[Figure dataset records]
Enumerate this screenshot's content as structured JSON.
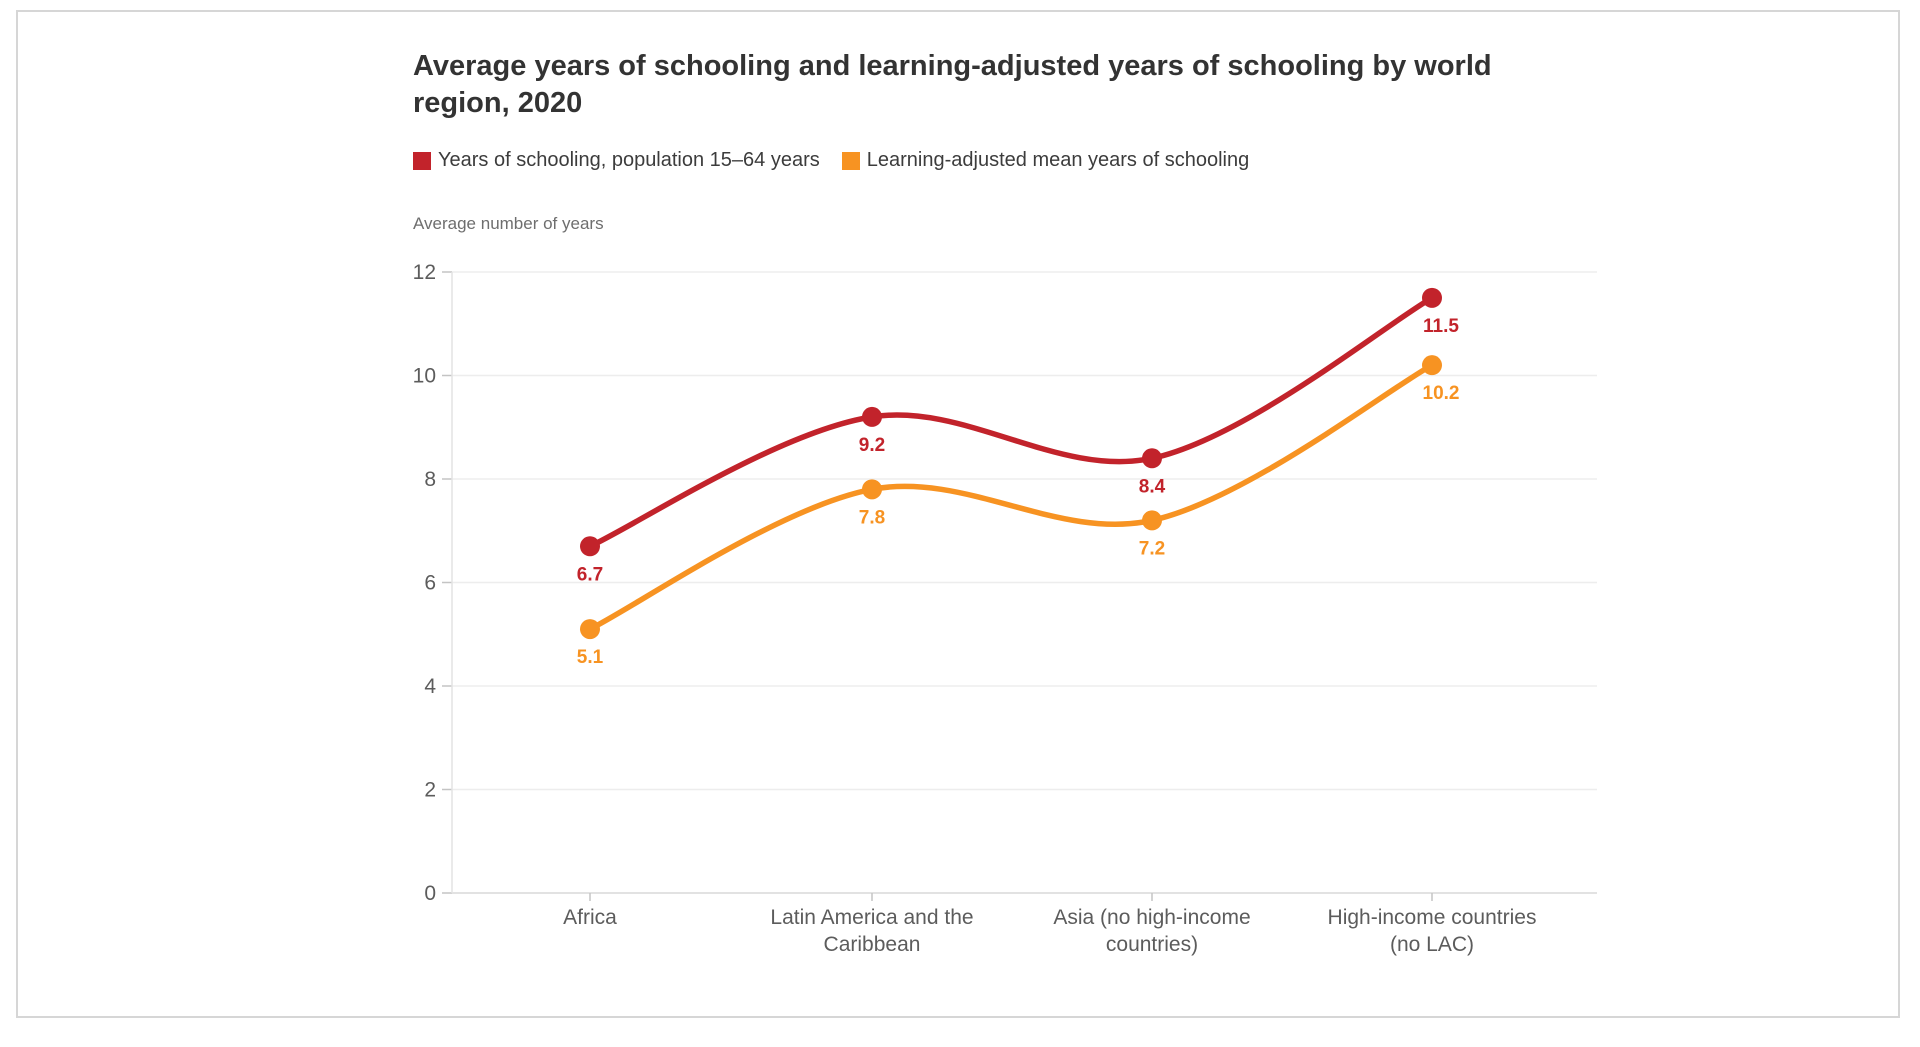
{
  "chart_data": {
    "type": "line",
    "title": "Average years of schooling and learning-adjusted years of schooling by world region, 2020",
    "axis_title": "Average number of years",
    "categories": [
      "Africa",
      "Latin America and the Caribbean",
      "Asia (no high-income countries)",
      "High-income countries (no LAC)"
    ],
    "category_lines": [
      [
        "Africa"
      ],
      [
        "Latin America and the",
        "Caribbean"
      ],
      [
        "Asia (no high-income",
        "countries)"
      ],
      [
        "High-income countries",
        "(no LAC)"
      ]
    ],
    "series": [
      {
        "name": "Years of schooling, population 15–64 years",
        "color": "#c2232b",
        "values": [
          6.7,
          9.2,
          8.4,
          11.5
        ]
      },
      {
        "name": "Learning-adjusted mean years of schooling",
        "color": "#f79322",
        "values": [
          5.1,
          7.8,
          7.2,
          10.2
        ]
      }
    ],
    "y_ticks": [
      0,
      2,
      4,
      6,
      8,
      10,
      12
    ],
    "ylim": [
      0,
      12
    ],
    "grid": true,
    "legend_position": "top",
    "colors": {
      "grid_line": "#ededed",
      "baseline": "#d9d9d9",
      "axis_line": "#e3e3e3",
      "tick_mark": "#c4c4c4",
      "tick_label": "#5c5c5c",
      "title_text": "#333333",
      "legend_text": "#3c3c3c"
    }
  }
}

#### DIRECTIVE:
Count the lines of these entries that hold the string "years", and give only that number.

#### RESULT OF THE TASK:
4